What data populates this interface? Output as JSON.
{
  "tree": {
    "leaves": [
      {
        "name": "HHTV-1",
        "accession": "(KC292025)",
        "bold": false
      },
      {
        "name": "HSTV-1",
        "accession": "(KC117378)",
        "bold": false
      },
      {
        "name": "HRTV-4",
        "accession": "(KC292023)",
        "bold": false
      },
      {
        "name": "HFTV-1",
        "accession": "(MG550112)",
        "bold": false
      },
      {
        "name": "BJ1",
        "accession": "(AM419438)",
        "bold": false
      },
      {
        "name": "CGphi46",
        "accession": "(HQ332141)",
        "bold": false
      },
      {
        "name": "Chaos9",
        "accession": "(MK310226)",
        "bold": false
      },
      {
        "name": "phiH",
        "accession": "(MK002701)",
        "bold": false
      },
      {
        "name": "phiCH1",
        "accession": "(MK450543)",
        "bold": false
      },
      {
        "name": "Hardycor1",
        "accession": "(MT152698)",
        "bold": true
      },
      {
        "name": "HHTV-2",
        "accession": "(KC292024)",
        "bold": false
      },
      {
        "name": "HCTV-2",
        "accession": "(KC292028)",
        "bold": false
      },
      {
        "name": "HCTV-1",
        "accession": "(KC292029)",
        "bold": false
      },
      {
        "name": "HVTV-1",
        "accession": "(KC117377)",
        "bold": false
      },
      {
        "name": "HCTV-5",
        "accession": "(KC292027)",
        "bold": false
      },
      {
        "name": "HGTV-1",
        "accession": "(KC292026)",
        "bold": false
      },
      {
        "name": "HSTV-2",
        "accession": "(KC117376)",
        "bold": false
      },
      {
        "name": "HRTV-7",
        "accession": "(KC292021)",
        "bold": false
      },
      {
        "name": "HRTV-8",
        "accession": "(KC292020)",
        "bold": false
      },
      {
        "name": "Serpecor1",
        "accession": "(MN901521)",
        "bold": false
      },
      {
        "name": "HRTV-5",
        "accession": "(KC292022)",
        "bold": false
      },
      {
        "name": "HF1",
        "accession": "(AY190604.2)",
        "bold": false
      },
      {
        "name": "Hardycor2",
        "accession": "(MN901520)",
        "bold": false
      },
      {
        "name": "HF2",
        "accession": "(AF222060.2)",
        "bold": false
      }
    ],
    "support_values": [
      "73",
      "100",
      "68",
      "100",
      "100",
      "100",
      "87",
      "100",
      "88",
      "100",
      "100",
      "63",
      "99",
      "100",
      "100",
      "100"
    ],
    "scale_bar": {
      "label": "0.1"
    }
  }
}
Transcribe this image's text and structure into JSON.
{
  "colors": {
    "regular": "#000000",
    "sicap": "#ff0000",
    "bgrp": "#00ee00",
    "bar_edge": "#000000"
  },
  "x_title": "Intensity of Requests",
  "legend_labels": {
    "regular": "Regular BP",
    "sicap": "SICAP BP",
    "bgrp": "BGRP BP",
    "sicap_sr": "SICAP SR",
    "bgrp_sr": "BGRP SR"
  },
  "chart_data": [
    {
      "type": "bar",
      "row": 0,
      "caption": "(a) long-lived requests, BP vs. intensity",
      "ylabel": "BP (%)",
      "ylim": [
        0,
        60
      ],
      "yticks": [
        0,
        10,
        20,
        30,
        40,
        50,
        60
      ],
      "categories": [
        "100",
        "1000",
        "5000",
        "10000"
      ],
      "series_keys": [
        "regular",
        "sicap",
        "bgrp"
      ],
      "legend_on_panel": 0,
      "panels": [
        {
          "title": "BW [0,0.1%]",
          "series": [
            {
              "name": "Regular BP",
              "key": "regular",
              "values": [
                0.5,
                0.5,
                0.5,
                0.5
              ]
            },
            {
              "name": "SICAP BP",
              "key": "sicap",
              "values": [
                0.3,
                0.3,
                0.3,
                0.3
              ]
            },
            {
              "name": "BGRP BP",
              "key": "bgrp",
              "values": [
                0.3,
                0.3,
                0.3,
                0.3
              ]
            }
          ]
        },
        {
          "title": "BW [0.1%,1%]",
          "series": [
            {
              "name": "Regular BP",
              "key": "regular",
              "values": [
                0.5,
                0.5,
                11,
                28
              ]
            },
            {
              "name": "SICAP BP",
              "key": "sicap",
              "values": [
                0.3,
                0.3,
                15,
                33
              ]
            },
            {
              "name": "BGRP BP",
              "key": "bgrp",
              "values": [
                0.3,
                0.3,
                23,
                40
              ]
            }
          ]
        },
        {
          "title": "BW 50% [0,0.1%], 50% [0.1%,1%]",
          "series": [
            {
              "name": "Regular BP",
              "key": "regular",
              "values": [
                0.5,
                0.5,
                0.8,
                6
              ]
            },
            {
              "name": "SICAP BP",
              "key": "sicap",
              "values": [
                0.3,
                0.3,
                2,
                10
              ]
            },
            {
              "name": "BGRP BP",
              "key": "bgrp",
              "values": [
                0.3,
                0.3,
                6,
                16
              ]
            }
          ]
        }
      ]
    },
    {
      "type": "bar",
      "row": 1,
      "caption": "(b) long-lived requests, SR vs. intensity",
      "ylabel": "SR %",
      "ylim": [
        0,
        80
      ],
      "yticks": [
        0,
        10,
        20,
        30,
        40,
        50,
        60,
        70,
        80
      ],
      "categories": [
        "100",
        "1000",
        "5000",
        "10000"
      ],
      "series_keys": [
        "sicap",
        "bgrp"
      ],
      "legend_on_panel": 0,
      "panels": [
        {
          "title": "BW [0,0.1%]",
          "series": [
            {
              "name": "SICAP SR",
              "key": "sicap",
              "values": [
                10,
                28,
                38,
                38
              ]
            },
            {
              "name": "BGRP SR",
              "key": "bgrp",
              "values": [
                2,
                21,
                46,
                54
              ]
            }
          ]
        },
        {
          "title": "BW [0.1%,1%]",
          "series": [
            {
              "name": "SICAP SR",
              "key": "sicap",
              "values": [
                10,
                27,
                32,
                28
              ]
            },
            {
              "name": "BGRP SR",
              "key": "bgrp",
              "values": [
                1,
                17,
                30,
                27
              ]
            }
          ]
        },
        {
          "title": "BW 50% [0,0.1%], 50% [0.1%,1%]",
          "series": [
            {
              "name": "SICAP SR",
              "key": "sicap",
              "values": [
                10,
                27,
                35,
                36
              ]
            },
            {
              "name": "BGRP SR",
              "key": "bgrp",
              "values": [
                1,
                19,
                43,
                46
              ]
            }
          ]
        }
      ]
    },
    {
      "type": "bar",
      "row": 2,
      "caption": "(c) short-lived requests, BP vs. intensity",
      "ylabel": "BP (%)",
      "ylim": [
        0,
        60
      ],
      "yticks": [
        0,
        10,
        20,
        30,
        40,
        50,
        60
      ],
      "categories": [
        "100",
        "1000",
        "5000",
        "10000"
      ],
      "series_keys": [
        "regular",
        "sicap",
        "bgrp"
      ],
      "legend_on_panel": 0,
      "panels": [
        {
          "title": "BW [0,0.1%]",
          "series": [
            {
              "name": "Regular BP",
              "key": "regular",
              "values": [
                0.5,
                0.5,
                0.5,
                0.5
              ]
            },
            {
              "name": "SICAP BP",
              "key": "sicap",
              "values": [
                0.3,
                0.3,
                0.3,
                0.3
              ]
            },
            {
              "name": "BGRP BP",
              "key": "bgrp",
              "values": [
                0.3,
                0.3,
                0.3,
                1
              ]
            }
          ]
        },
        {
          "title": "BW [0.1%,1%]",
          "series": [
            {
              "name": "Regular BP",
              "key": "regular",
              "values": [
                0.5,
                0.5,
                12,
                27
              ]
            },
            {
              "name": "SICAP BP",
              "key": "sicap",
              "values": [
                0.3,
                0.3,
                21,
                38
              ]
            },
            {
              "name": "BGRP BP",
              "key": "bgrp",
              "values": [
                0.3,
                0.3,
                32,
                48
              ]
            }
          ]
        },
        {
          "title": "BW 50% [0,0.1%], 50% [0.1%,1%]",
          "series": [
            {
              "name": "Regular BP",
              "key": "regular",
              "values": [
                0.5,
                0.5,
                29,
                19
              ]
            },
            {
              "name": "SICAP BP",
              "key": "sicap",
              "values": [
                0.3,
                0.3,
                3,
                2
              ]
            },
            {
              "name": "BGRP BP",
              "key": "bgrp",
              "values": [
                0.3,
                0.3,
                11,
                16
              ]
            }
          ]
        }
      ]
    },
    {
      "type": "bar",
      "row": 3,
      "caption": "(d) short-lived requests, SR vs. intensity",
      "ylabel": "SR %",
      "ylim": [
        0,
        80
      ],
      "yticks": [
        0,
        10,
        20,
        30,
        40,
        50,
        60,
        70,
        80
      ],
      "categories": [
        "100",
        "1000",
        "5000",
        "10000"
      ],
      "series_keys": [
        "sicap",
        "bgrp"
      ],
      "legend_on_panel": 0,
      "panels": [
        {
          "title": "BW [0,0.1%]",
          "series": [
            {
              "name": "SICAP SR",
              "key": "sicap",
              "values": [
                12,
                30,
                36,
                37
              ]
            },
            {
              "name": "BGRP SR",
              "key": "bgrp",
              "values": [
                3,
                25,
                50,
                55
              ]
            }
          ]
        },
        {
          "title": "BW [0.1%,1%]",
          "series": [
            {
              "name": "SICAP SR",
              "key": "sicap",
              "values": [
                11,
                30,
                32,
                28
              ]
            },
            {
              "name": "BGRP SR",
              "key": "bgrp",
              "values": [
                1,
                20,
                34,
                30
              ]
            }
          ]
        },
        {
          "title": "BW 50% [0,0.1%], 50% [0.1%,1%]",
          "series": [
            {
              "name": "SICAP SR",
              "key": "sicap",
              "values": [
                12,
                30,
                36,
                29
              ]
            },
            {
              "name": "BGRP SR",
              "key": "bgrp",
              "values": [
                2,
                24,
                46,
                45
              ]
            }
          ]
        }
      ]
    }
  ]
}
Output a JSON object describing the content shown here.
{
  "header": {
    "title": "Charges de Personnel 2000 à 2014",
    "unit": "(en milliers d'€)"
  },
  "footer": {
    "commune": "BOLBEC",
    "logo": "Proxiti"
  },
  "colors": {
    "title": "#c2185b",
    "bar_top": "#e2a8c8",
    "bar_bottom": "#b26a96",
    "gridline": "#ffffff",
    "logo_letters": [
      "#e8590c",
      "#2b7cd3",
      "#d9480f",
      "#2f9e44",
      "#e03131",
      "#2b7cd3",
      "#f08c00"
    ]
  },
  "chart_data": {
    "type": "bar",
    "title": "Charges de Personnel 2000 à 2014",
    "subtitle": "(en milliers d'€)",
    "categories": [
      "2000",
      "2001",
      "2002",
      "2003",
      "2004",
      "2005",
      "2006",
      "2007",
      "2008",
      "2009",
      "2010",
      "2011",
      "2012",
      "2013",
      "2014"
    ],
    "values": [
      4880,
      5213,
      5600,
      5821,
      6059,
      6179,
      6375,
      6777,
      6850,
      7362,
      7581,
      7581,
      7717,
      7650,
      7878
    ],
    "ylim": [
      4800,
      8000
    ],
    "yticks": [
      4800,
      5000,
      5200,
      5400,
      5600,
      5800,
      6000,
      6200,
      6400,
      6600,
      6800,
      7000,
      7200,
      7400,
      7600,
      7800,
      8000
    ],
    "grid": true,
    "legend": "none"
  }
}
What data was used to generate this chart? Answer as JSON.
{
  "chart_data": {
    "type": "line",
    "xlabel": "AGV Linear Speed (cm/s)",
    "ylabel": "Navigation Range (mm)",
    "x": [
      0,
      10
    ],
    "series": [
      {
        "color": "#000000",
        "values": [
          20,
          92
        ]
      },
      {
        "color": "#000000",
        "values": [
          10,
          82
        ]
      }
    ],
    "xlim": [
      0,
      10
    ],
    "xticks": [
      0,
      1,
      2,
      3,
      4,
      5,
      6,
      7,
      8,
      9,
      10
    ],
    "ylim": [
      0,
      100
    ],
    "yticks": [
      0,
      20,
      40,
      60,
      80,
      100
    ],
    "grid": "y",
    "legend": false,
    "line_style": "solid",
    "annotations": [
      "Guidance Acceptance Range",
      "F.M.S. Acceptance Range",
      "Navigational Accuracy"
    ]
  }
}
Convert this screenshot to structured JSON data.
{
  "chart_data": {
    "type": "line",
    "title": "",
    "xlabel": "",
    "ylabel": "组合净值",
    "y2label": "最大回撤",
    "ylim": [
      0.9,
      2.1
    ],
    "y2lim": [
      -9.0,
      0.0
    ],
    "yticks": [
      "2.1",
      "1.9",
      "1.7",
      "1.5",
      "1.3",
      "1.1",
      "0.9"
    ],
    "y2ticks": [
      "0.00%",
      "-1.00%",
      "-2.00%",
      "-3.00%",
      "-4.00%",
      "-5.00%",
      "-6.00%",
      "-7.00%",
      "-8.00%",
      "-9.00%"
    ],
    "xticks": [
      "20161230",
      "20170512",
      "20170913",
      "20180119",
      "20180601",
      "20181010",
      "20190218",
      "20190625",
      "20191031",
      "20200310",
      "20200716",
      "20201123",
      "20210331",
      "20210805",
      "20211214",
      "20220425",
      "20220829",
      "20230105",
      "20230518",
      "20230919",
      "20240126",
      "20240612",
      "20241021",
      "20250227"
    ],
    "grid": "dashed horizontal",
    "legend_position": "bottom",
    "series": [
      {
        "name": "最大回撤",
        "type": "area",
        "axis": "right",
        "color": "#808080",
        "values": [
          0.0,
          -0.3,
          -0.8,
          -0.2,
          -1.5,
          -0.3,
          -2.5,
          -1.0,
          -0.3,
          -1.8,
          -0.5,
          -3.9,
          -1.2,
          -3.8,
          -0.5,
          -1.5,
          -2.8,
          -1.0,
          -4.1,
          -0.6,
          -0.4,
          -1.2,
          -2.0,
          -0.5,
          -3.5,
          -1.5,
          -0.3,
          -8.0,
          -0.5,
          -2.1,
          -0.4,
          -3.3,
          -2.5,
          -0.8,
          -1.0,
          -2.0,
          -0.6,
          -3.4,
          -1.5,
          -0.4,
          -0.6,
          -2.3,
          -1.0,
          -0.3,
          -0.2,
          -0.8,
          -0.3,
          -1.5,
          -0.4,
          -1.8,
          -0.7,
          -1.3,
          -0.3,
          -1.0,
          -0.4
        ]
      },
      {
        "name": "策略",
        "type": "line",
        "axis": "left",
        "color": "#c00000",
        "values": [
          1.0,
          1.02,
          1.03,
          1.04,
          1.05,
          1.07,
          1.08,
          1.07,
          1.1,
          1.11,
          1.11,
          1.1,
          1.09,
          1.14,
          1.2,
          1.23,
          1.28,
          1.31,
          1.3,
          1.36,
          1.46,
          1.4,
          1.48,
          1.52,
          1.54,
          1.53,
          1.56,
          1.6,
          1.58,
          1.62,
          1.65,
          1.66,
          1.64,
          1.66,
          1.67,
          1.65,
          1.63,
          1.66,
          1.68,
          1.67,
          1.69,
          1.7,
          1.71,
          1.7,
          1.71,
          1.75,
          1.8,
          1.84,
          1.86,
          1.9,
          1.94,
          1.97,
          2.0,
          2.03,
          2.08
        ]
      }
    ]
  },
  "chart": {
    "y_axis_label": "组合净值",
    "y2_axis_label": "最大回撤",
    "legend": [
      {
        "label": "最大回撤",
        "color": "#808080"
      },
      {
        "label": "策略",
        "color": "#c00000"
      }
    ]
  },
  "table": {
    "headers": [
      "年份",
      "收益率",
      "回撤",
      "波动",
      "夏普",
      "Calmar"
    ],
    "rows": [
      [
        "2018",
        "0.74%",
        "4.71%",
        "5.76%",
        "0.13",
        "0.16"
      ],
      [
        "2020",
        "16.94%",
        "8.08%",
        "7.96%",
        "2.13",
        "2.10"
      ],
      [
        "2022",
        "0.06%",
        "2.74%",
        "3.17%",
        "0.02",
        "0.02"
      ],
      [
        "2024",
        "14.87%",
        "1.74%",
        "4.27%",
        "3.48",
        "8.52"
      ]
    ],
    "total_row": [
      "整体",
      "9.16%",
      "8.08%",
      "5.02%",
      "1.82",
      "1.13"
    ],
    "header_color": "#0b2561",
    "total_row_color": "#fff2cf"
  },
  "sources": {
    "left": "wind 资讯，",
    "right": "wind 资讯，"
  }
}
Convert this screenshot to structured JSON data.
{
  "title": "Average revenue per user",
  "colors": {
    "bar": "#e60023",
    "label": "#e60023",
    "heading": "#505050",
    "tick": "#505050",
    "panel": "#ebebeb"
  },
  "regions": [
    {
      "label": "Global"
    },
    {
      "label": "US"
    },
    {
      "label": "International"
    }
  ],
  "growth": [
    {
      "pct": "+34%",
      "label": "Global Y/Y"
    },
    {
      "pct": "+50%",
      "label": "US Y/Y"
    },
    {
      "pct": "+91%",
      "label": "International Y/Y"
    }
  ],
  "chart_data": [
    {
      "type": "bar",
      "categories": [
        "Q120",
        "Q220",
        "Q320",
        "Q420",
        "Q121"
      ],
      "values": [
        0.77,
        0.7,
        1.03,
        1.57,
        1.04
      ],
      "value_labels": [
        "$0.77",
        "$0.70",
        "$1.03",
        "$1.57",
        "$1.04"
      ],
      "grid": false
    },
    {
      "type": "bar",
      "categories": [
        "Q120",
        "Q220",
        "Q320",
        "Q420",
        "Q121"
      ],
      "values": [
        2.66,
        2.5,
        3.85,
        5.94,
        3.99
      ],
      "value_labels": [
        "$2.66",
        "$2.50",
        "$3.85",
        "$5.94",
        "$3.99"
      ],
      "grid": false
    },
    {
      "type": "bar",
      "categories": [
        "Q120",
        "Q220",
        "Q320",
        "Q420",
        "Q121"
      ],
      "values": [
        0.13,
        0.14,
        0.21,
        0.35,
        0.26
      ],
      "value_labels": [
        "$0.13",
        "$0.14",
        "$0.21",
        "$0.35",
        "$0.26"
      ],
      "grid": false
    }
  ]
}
==*==
* **TO BE DONE**:
Pull every line containing "Output" out of the data above.

* **RESULT OF THIS EXERCISE**:
What data populates this interface? Output as JSON.
Output a JSON object describing the content shown here.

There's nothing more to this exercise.